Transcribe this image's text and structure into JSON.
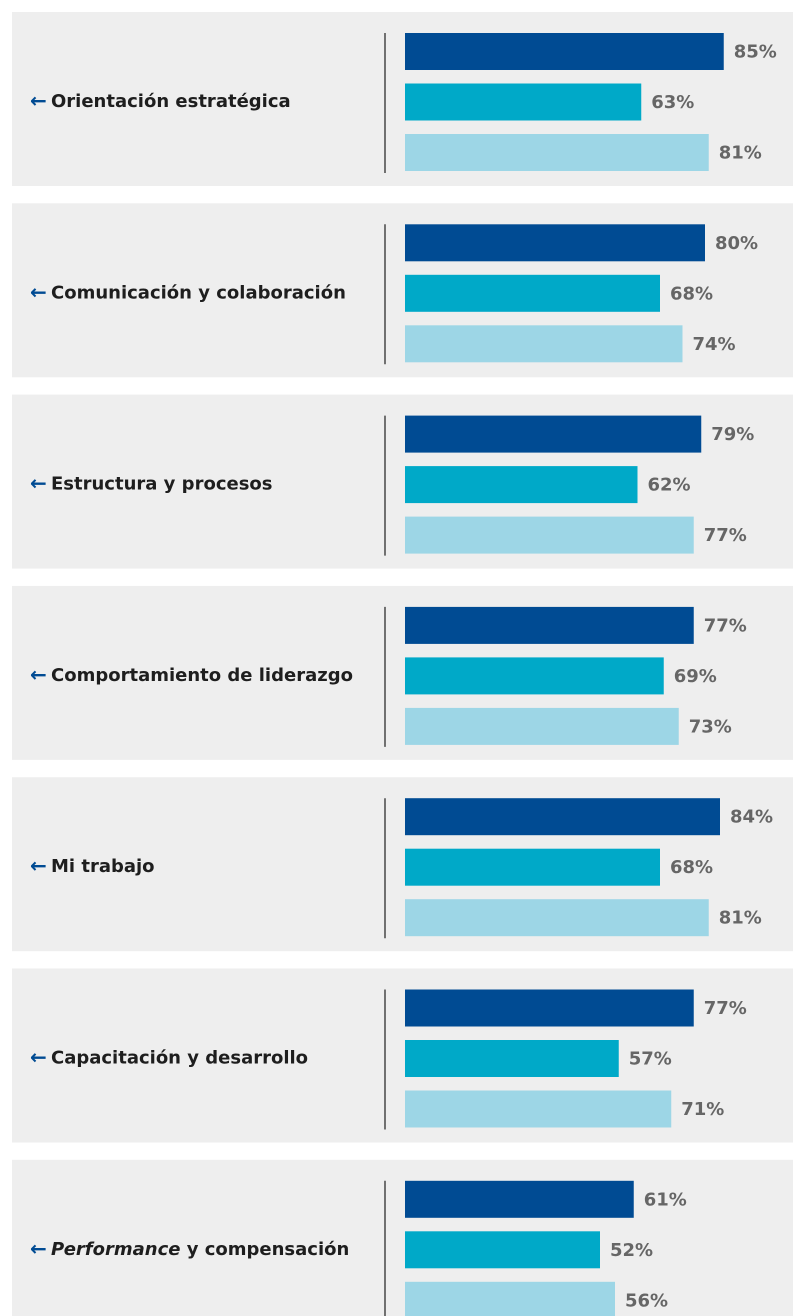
{
  "chart_data": {
    "type": "bar",
    "categories": [
      "Orientación estratégica",
      "Comunicación y colaboración",
      "Estructura y procesos",
      "Comportamiento de liderazgo",
      "Mi trabajo",
      "Capacitación y desarrollo",
      [
        {
          "text": "Performance",
          "italic": true
        },
        {
          "text": " y compensación"
        }
      ]
    ],
    "series": [
      {
        "color": "#004b93",
        "values": [
          85,
          80,
          79,
          77,
          84,
          77,
          61
        ],
        "value_labels": [
          "85%",
          "80%",
          "79%",
          "77%",
          "84%",
          "77%",
          "61%"
        ]
      },
      {
        "color": "#00a9c8",
        "values": [
          63,
          68,
          62,
          69,
          68,
          57,
          52
        ],
        "value_labels": [
          "63%",
          "68%",
          "62%",
          "69%",
          "68%",
          "57%",
          "52%"
        ]
      },
      {
        "color": "#9dd6e6",
        "values": [
          81,
          74,
          77,
          73,
          81,
          71,
          56
        ],
        "value_labels": [
          "81%",
          "74%",
          "77%",
          "73%",
          "81%",
          "71%",
          "56%"
        ]
      }
    ]
  }
}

────

*The request*: Pick out the lines that have the word "color". Copy them all.

*Exercise answer*:
        "color": "#004b93",
        "color": "#00a9c8",
        "color": "#9dd6e6",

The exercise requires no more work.